Extracted data entries:
******************************

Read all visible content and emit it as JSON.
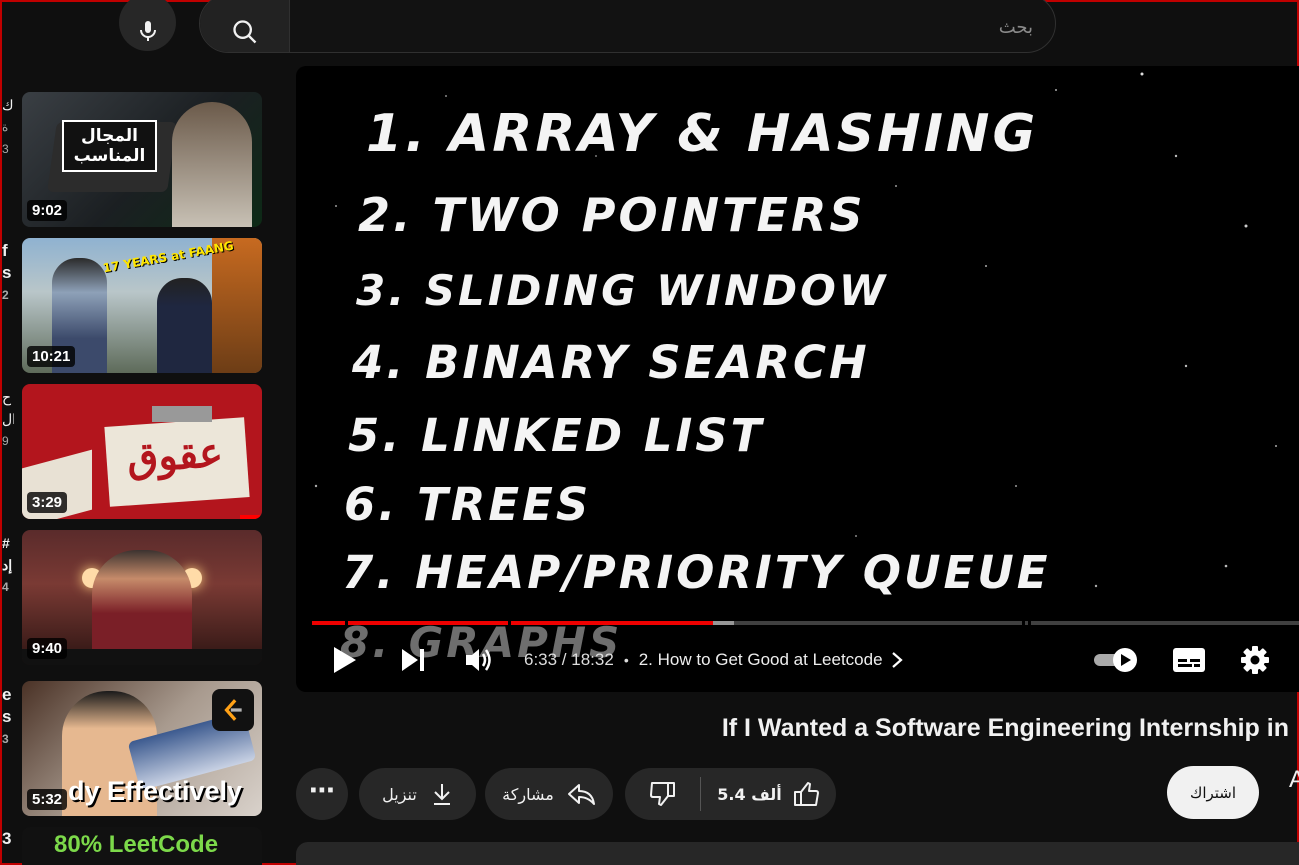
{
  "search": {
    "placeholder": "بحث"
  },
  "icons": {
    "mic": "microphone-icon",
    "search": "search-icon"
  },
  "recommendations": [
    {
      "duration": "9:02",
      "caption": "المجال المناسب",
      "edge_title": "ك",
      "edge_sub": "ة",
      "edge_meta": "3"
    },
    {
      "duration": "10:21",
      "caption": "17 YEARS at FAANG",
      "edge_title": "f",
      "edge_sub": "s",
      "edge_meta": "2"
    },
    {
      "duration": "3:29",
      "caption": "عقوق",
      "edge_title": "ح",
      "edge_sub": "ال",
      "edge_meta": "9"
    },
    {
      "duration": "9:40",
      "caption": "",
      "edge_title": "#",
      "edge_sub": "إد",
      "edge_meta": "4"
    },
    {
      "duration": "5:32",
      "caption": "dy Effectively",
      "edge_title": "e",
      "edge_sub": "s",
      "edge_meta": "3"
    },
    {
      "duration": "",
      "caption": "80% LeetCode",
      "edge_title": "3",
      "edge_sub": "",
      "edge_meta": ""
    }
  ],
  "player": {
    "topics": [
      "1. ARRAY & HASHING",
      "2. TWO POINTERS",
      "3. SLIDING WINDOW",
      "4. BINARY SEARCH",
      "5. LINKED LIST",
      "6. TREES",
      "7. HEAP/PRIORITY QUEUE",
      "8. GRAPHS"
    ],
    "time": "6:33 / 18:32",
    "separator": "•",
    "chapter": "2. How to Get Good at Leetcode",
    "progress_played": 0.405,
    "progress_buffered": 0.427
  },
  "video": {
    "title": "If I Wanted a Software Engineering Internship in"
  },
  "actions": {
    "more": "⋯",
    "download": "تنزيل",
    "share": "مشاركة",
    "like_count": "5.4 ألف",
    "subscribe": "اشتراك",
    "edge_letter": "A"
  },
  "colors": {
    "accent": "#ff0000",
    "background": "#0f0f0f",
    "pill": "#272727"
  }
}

******************************

THE REQUEST:
Your task is to report how many lines of the material include the string "caption". Give the number and no other words.

EXERCISE RESPONSE:
6